▸ Exercise
Copy the stretch from the start of the records through the line containing "list-number: 1. <box>75 597 94 623</box>", swapping "Digital Camera Driver" for "Camera Software" and keeping everything else unchanged.

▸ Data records
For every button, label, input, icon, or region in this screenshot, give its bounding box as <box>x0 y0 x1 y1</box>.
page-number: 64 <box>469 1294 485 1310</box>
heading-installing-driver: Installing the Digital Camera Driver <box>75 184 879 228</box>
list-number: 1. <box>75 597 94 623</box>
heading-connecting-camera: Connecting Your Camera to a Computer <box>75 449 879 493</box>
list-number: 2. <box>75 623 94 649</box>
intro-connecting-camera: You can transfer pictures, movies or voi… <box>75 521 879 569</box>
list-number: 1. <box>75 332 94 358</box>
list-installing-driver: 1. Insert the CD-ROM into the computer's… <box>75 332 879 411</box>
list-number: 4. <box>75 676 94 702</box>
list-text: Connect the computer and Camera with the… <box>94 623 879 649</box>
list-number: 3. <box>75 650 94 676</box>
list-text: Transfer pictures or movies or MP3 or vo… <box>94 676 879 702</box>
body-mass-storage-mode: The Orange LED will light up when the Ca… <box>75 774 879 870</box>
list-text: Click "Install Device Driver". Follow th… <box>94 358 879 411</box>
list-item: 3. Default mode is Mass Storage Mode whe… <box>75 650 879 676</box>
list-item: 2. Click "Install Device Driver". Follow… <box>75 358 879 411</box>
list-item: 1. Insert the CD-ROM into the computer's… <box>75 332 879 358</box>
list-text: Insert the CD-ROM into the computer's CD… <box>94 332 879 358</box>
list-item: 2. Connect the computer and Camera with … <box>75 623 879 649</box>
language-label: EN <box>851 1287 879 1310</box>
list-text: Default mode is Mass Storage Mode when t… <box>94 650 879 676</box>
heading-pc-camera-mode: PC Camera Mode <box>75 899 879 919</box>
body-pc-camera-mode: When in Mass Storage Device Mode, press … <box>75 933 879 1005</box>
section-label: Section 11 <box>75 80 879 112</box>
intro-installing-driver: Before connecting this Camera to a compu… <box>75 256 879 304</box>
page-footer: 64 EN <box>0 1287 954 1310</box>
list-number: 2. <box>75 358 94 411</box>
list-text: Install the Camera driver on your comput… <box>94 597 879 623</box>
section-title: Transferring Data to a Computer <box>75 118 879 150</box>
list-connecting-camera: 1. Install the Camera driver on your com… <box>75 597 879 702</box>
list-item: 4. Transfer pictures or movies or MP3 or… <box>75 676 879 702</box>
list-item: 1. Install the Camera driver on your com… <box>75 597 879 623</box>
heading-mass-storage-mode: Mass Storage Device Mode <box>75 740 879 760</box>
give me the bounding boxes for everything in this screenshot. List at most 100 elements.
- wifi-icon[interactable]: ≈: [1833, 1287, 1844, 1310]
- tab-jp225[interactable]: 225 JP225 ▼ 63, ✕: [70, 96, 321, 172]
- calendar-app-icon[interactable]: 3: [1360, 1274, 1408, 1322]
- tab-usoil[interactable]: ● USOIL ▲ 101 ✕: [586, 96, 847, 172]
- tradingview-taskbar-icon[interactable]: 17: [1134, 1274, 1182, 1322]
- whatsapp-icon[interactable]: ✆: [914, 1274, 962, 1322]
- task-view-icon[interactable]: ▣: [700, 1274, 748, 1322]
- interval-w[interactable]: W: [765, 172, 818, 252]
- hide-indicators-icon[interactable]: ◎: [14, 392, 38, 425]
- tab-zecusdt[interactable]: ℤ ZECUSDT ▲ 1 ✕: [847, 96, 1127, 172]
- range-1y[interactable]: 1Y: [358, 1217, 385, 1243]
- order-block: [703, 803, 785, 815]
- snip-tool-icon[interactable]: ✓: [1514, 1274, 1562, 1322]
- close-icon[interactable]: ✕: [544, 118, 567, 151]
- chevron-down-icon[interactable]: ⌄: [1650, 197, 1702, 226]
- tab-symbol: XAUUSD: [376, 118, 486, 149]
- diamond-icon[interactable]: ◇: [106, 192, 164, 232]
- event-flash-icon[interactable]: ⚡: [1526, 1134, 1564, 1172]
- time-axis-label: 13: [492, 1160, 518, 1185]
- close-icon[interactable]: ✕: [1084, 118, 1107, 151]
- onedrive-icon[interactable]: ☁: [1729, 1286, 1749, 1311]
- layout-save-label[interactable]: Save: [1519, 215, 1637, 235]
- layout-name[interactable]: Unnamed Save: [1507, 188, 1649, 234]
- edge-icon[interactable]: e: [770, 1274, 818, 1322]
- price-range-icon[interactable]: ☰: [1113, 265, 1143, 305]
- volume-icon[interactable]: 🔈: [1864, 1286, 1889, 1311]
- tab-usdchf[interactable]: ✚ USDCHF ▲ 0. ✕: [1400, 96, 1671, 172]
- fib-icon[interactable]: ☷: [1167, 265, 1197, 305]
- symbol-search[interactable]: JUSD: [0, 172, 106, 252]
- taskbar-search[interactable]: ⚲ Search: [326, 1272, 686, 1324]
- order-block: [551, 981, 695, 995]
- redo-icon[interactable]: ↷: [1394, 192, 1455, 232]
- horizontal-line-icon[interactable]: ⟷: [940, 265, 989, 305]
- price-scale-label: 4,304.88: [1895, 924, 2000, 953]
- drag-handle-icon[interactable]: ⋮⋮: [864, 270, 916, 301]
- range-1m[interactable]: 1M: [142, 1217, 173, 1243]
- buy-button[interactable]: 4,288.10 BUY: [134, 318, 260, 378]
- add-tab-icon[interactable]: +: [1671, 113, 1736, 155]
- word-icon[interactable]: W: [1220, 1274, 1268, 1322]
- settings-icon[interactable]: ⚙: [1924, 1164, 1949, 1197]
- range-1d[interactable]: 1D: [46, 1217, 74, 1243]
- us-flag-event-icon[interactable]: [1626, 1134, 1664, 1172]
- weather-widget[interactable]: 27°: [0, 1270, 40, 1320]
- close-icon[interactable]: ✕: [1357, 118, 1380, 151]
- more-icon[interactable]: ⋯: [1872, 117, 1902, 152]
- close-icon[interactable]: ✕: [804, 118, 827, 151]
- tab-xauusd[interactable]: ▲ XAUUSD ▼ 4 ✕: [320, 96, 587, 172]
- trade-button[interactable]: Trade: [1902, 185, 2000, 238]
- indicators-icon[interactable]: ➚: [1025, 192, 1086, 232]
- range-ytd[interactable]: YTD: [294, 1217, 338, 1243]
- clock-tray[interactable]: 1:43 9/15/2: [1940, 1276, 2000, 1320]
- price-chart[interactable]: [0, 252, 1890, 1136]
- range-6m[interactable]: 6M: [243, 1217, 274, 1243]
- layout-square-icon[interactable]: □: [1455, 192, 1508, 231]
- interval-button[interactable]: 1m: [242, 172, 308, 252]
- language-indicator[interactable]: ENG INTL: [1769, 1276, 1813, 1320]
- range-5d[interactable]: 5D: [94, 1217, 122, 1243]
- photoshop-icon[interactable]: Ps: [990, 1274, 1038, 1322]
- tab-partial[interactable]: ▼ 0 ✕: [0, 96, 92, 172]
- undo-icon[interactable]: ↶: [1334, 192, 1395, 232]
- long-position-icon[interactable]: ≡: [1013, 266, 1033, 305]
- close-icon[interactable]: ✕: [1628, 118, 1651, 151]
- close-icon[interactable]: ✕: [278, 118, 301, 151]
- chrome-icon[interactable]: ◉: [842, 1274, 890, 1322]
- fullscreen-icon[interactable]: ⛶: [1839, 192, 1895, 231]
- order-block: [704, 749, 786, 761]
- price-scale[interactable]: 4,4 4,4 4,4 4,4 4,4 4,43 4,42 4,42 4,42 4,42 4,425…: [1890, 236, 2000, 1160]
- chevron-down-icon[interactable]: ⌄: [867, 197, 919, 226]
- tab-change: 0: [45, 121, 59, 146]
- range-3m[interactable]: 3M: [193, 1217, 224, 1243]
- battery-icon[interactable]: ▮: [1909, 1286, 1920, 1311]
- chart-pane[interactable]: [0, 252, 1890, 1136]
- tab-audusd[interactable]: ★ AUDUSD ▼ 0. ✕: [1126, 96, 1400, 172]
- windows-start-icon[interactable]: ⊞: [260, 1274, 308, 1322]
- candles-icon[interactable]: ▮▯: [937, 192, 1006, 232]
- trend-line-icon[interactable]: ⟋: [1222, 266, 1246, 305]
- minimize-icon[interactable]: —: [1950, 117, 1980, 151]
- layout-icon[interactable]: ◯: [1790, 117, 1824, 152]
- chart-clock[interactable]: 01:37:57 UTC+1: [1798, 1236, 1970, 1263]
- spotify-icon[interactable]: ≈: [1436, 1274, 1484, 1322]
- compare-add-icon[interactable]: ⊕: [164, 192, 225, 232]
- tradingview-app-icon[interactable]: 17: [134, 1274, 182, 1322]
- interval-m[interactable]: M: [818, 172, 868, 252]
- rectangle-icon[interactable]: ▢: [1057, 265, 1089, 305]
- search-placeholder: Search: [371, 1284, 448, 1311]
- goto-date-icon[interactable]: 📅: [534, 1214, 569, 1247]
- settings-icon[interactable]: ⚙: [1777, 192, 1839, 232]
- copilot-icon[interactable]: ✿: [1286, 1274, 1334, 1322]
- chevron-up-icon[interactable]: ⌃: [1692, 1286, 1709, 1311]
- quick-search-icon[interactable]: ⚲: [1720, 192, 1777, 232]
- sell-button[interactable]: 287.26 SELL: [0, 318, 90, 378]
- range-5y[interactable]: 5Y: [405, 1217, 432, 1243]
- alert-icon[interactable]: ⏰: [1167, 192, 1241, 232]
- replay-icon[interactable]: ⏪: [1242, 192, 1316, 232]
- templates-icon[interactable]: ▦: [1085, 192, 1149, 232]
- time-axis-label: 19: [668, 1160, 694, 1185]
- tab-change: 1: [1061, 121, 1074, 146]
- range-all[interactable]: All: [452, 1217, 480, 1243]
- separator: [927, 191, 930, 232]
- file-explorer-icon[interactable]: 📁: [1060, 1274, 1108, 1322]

▸ Full answer
For every button, label, input, icon, or region in this screenshot, give its bounding box as <box>x0 y0 x1 y1</box>.
page-number: 64 <box>469 1294 485 1310</box>
heading-installing-driver: Installing the Camera Software <box>75 184 879 228</box>
list-number: 1. <box>75 597 94 623</box>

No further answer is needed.